··· Dataset entries
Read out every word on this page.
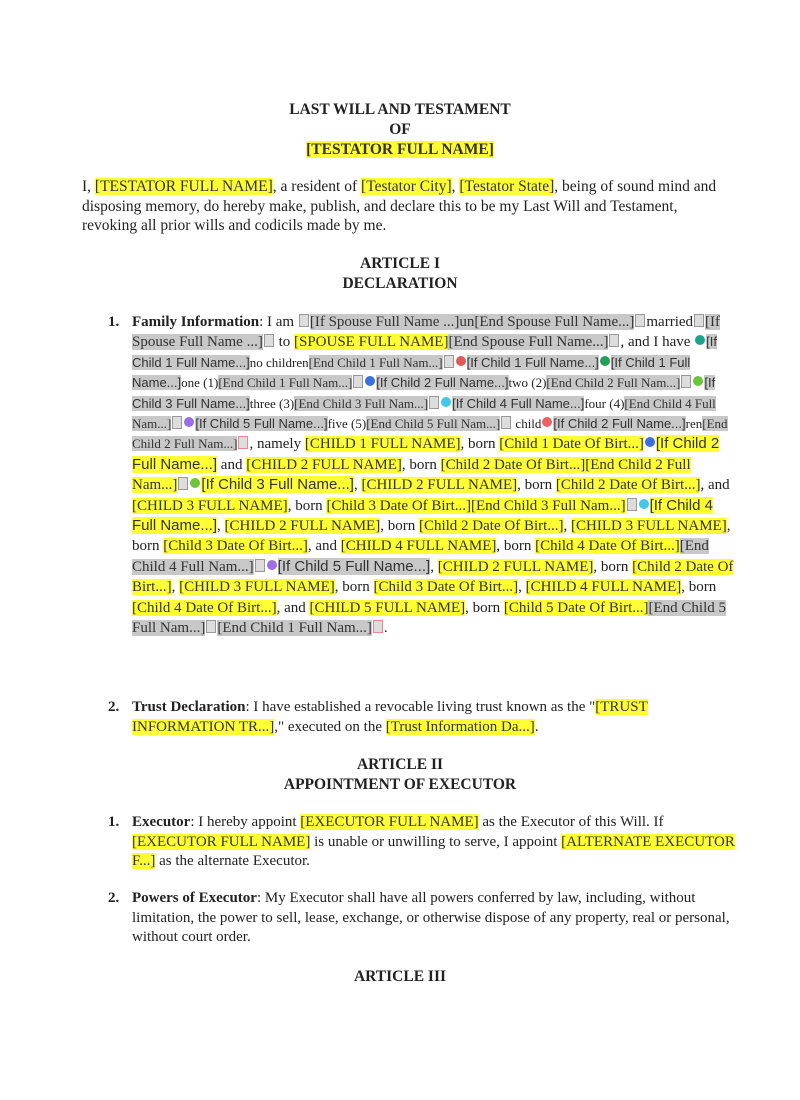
LAST WILL AND TESTAMENT
OF
[TESTATOR FULL NAME]

I, [TESTATOR FULL NAME], a resident of [Testator City], [Testator State], being of sound mind and disposing memory, do hereby make, publish, and declare this to be my Last Will and Testament, revoking all prior wills and codicils made by me.

ARTICLE I
DECLARATION
1. Family Information: I am [If Spouse Full Name ...]un[End Spouse Full Name...] married [If Spouse Full Name ...] to [SPOUSE FULL NAME][End Spouse Full Name...] , and I have [If Child 1 Full Name...]no children[End Child 1 Full Nam...] [If Child 1 Full Name...] [If Child 1 Full Name...]one (1)[End Child 1 Full Nam...] [If Child 2 Full Name...]two (2)[End Child 2 Full Nam...] [If Child 3 Full Name...]three (3)[End Child 3 Full Nam...] [If Child 4 Full Name...]four (4)[End Child 4 Full Nam...] [If Child 5 Full Name...]five (5)[End Child 5 Full Nam...] child [If Child 2 Full Name...]ren[End Child 2 Full Nam...] , namely [CHILD 1 FULL NAME], born [Child 1 Date Of Birt...] [If Child 2 Full Name...] and [CHILD 2 FULL NAME], born [Child 2 Date Of Birt...][End Child 2 Full Nam...] [If Child 3 Full Name...], [CHILD 2 FULL NAME], born [Child 2 Date Of Birt...], and [CHILD 3 FULL NAME], born [Child 3 Date Of Birt...][End Child 3 Full Nam...] [If Child 4 Full Name...], [CHILD 2 FULL NAME], born [Child 2 Date Of Birt...], [CHILD 3 FULL NAME], born [Child 3 Date Of Birt...], and [CHILD 4 FULL NAME], born [Child 4 Date Of Birt...][End Child 4 Full Nam...] [If Child 5 Full Name...], [CHILD 2 FULL NAME], born [Child 2 Date Of Birt...], [CHILD 3 FULL NAME], born [Child 3 Date Of Birt...], [CHILD 4 FULL NAME], born [Child 4 Date Of Birt...], and [CHILD 5 FULL NAME], born [Child 5 Date Of Birt...][End Child 5 Full Nam...] [End Child 1 Full Nam...] .
2. Trust Declaration: I have established a revocable living trust known as the "[TRUST INFORMATION TR...]," executed on the [Trust Information Da...].
ARTICLE II
APPOINTMENT OF EXECUTOR
1. Executor: I hereby appoint [EXECUTOR FULL NAME] as the Executor of this Will. If [EXECUTOR FULL NAME] is unable or unwilling to serve, I appoint [ALTERNATE EXECUTOR F...] as the alternate Executor.
2. Powers of Executor: My Executor shall have all powers conferred by law, including, without limitation, the power to sell, lease, exchange, or otherwise dispose of any property, real or personal, without court order.
ARTICLE III
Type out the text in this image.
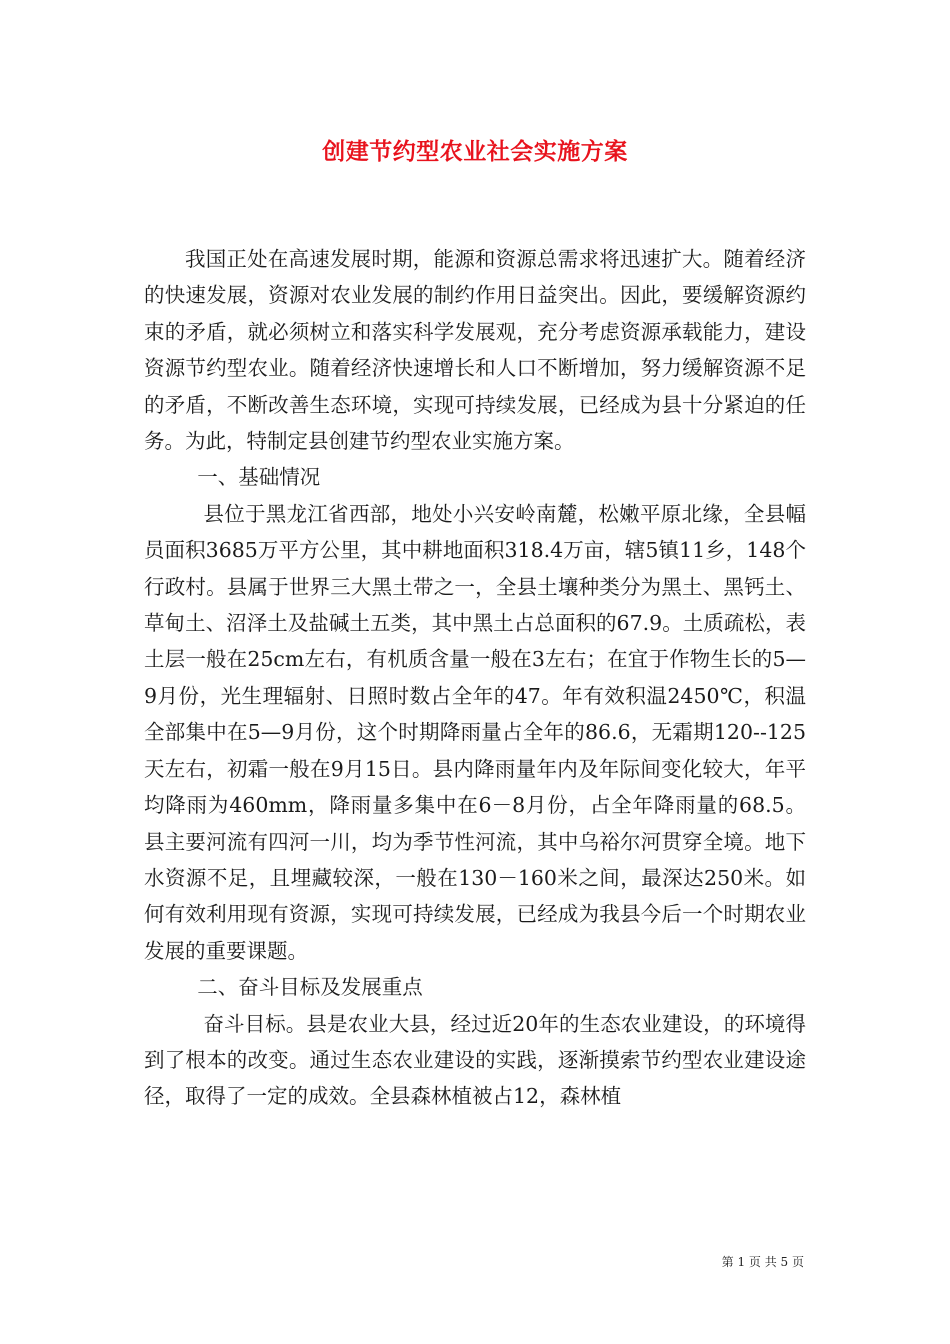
创建节约型农业社会实施方案

我国正处在高速发展时期，能源和资源总需求将迅速扩大。随着经济的快速发展，资源对农业发展的制约作用日益突出。因此，要缓解资源约束的矛盾，就必须树立和落实科学发展观，充分考虑资源承载能力，建设资源节约型农业。随着经济快速增长和人口不断增加，努力缓解资源不足的矛盾，不断改善生态环境，实现可持续发展，已经成为县十分紧迫的任务。为此，特制定县创建节约型农业实施方案。

一、基础情况

县位于黑龙江省西部，地处小兴安岭南麓，松嫩平原北缘，全县幅员面积3685万平方公里，其中耕地面积318.4万亩，辖5镇11乡，148个行政村。县属于世界三大黑土带之一，全县土壤种类分为黑土、黑钙土、草甸土、沼泽土及盐碱土五类，其中黑土占总面积的67.9。土质疏松，表土层一般在25cm左右，有机质含量一般在3左右；在宜于作物生长的5—9月份，光生理辐射、日照时数占全年的47。年有效积温2450℃，积温全部集中在5—9月份，这个时期降雨量占全年的86.6，无霜期120--125天左右，初霜一般在9月15日。县内降雨量年内及年际间变化较大，年平均降雨为460mm，降雨量多集中在6－8月份，占全年降雨量的68.5。县主要河流有四河一川，均为季节性河流，其中乌裕尔河贯穿全境。地下水资源不足，且埋藏较深，一般在130－160米之间，最深达250米。如何有效利用现有资源，实现可持续发展，已经成为我县今后一个时期农业发展的重要课题。

二、奋斗目标及发展重点

奋斗目标。县是农业大县，经过近20年的生态农业建设，的环境得到了根本的改变。通过生态农业建设的实践，逐渐摸索节约型农业建设途径，取得了一定的成效。全县森林植被占12，森林植

第 1 页 共 5 页
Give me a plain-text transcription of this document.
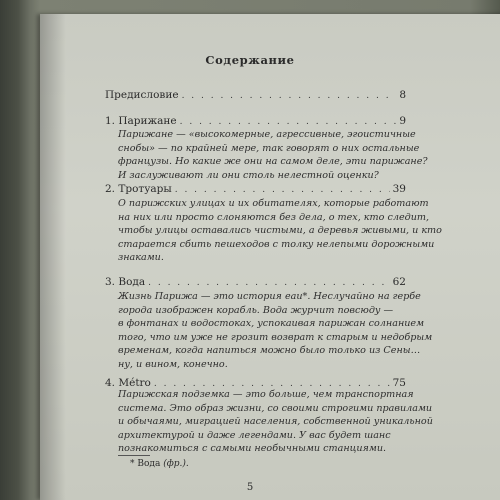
Содержание
Предисловие . . .	8
1. Парижане . . .	9
Парижане — «высокомерные, агрессивные, эгоистичные
снобы» — по крайней мере, так говорят о них остальные
французы. Но какие же они на самом деле, эти парижане?
И заслуживают ли они столь нелестной оценки?
2. Тротуары . . .	39
О парижских улицах и их обитателях, которые работают
на них или просто слоняются без дела, о тех, кто следит,
чтобы улицы оставались чистыми, а деревья живыми, и кто
старается сбить пешеходов с толку нелепыми дорожными
знаками.
3. Вода . . .	62
Жизнь Парижа — это история eau*. Неслучайно на гербе
города изображен корабль. Вода журчит повсюду —
в фонтанах и водостоках, успокаивая парижан солнанием
того, что им уже не грозит возврат к старым и недобрым
временам, когда напиться можно было только из Сены…
ну, и вином, конечно.
4. Métro . . .	75
Парижская подземка — это больше, чем транспортная
система. Это образ жизни, со своими строгими правилами
и обычаями, миграцией населения, собственной уникальной
архитектурой и даже легендами. У вас будет шанс
познакомиться с самыми необычными станциями.
* Вода (фр.).
5
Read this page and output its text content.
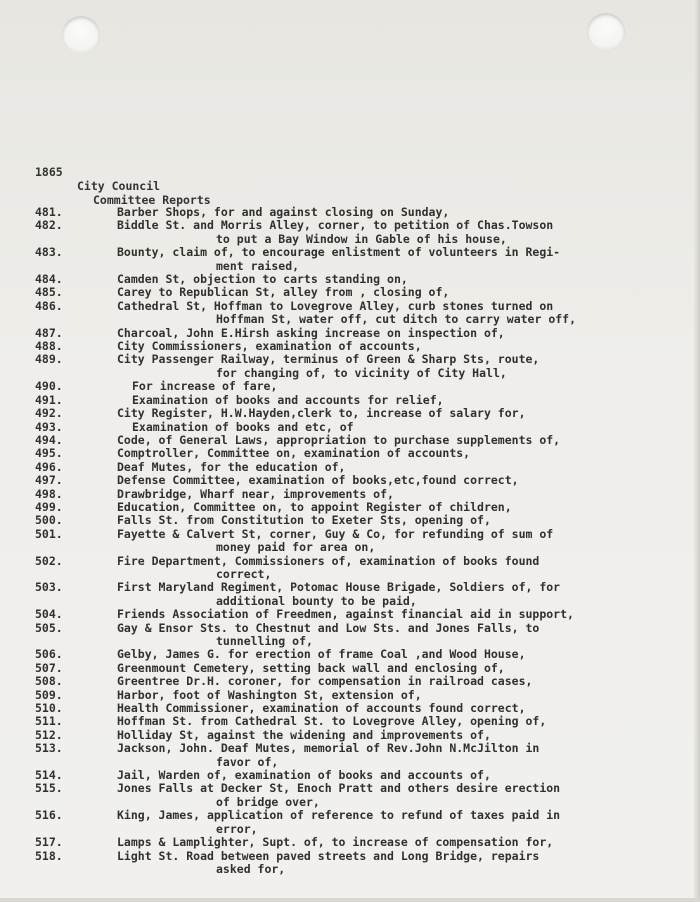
1865
City Council
Committee Reports
481.	Barber Shops, for and against closing on Sunday,
482.	Biddle St. and Morris Alley, corner, to petition of Chas.Towson
to put a Bay Window in Gable of his house,
483.	Bounty, claim of, to encourage enlistment of volunteers in Regi-
ment raised,
484.	Camden St, objection to carts standing on,
485.	Carey to Republican St, alley from , closing of,
486.	Cathedral St, Hoffman to Lovegrove Alley, curb stones turned on
Hoffman St, water off, cut ditch to carry water off,
487.	Charcoal, John E.Hirsh asking increase on inspection of,
488.	City Commissioners, examination of accounts,
489.	City Passenger Railway, terminus of Green & Sharp Sts, route,
for changing of, to vicinity of City Hall,
490.	For increase of fare,
491.	Examination of books and accounts for relief,
492.	City Register, H.W.Hayden,clerk to, increase of salary for,
493.	Examination of books and etc, of
494.	Code, of General Laws, appropriation to purchase supplements of,
495.	Comptroller, Committee on, examination of accounts,
496.	Deaf Mutes, for the education of,
497.	Defense Committee, examination of books,etc,found correct,
498.	Drawbridge, Wharf near, improvements of,
499.	Education, Committee on, to appoint Register of children,
500.	Falls St. from Constitution to Exeter Sts, opening of,
501.	Fayette & Calvert St, corner, Guy & Co, for refunding of sum of
money paid for area on,
502.	Fire Department, Commissioners of, examination of books found
correct,
503.	First Maryland Regiment, Potomac House Brigade, Soldiers of, for
additional bounty to be paid,
504.	Friends Association of Freedmen, against financial aid in support,
505.	Gay & Ensor Sts. to Chestnut and Low Sts. and Jones Falls, to
tunnelling of,
506.	Gelby, James G. for erection of frame Coal ,and Wood House,
507.	Greenmount Cemetery, setting back wall and enclosing of,
508.	Greentree Dr.H. coroner, for compensation in railroad cases,
509.	Harbor, foot of Washington St, extension of,
510.	Health Commissioner, examination of accounts found correct,
511.	Hoffman St. from Cathedral St. to Lovegrove Alley, opening of,
512.	Holliday St, against the widening and improvements of,
513.	Jackson, John. Deaf Mutes, memorial of Rev.John N.McJilton in
favor of,
514.	Jail, Warden of, examination of books and accounts of,
515.	Jones Falls at Decker St, Enoch Pratt and others desire erection
of bridge over,
516.	King, James, application of reference to refund of taxes paid in
error,
517.	Lamps & Lamplighter, Supt. of, to increase of compensation for,
518.	Light St. Road between paved streets and Long Bridge, repairs
asked for,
······
Read through the data and copy every line where "Committee" shows up.

▶ Solution
Committee Reports
495.	Comptroller, Committee on, examination of accounts,
497.	Defense Committee, examination of books,etc,found correct,
499.	Education, Committee on, to appoint Register of children,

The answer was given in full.